Extracted information:
<<<<

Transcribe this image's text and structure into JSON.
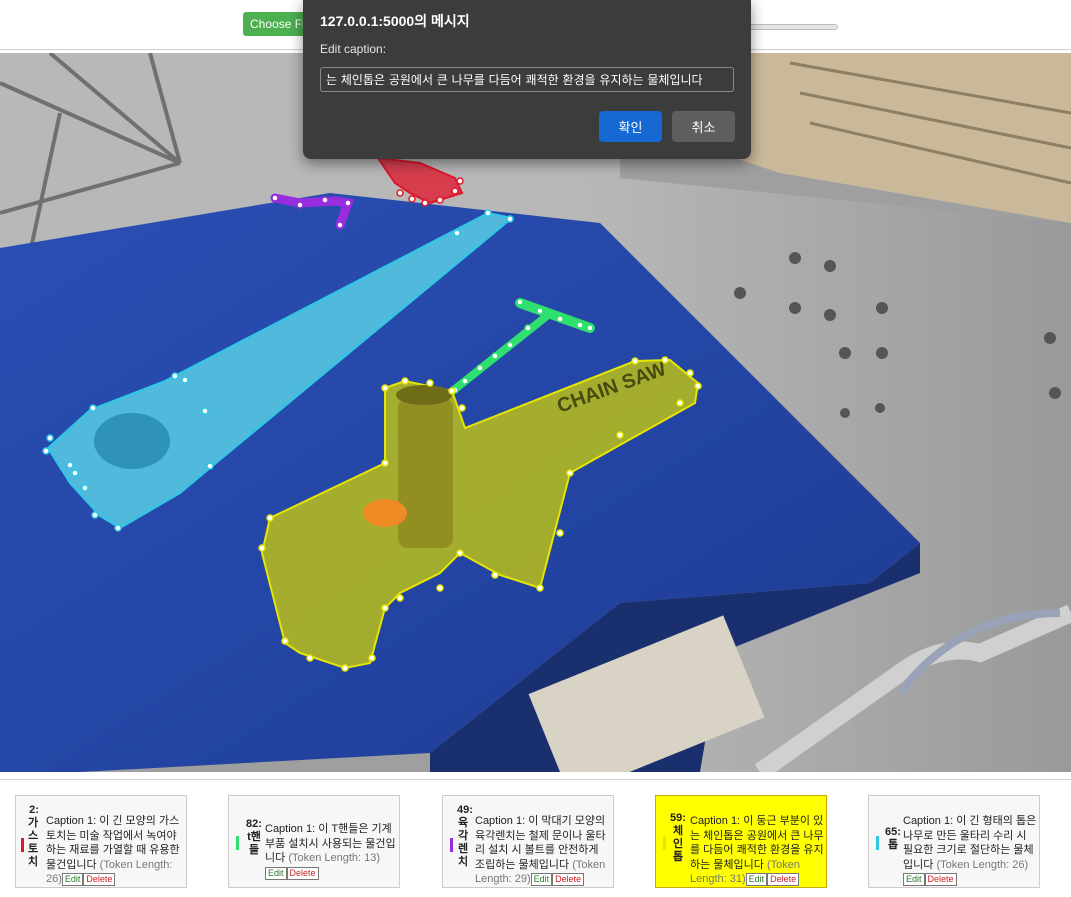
{
  "toolbar": {
    "choose_file_label": "Choose File",
    "colors": {
      "choose_file_bg": "#4caf50"
    }
  },
  "dialog": {
    "title": "127.0.0.1:5000의 메시지",
    "label": "Edit caption:",
    "input_value": "는 체인톱은 공원에서 큰 나무를 다듬어 쾌적한 환경을 유지하는 물체입니다",
    "ok_label": "확인",
    "cancel_label": "취소",
    "colors": {
      "ok_bg": "#1668d2",
      "cancel_bg": "#5e5e5e",
      "bg": "#3c3c3c"
    }
  },
  "scene": {
    "chainsaw_text": "CHAIN SAW",
    "masks": [
      {
        "object": "hand saw",
        "color": "#5ad2e6"
      },
      {
        "object": "T-handle",
        "color": "#2ee06e"
      },
      {
        "object": "hex wrench",
        "color": "#9a2ce0"
      },
      {
        "object": "chainsaw",
        "color": "#d6d600"
      },
      {
        "object": "red object",
        "color": "#e0162a"
      }
    ]
  },
  "captions": [
    {
      "id": "2:",
      "name": "가스토치",
      "text": "Caption 1: 이 긴 모양의 가스토치는 미술 작업에서 녹여야 하는 재료를 가열할 때 유용한 물건입니다",
      "token_label": "(Token Length: 26)",
      "edit": "Edit",
      "delete": "Delete",
      "color": "#e0162a",
      "active": false
    },
    {
      "id": "82:",
      "name": "t핸들",
      "text": "Caption 1: 이 T핸들은 기계 부품 설치시 사용되는 물건입니다",
      "token_label": "(Token Length: 13)",
      "edit": "Edit",
      "delete": "Delete",
      "color": "#2ee06e",
      "active": false
    },
    {
      "id": "49:",
      "name": "육각렌치",
      "text": "Caption 1: 이 막대기 모양의 육각렌치는 철제 문이나 울타리 설치 시 볼트를 안전하게 조립하는 물체입니다",
      "token_label": "(Token Length: 29)",
      "edit": "Edit",
      "delete": "Delete",
      "color": "#9a2ce0",
      "active": false
    },
    {
      "id": "59:",
      "name": "체인톱",
      "text": "Caption 1: 이 둥근 부분이 있는 체인톱은 공원에서 큰 나무를 다듬어 쾌적한 환경을 유지하는 물체입니다",
      "token_label": "(Token Length: 31)",
      "edit": "Edit",
      "delete": "Delete",
      "color": "#e6e600",
      "active": true
    },
    {
      "id": "65:",
      "name": "톱",
      "text": "Caption 1: 이 긴 형태의 톱은 나무로 만든 울타리 수리 시 필요한 크기로 절단하는 물체입니다",
      "token_label": "(Token Length: 26)",
      "edit": "Edit",
      "delete": "Delete",
      "color": "#2ec8e6",
      "active": false
    }
  ]
}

>>>>

Locate all lines that include the word "name" and copy them out.

Solved problem:
      "name": "가스토치",
      "name": "t핸들",
      "name": "육각렌치",
      "name": "체인톱",
      "name": "톱",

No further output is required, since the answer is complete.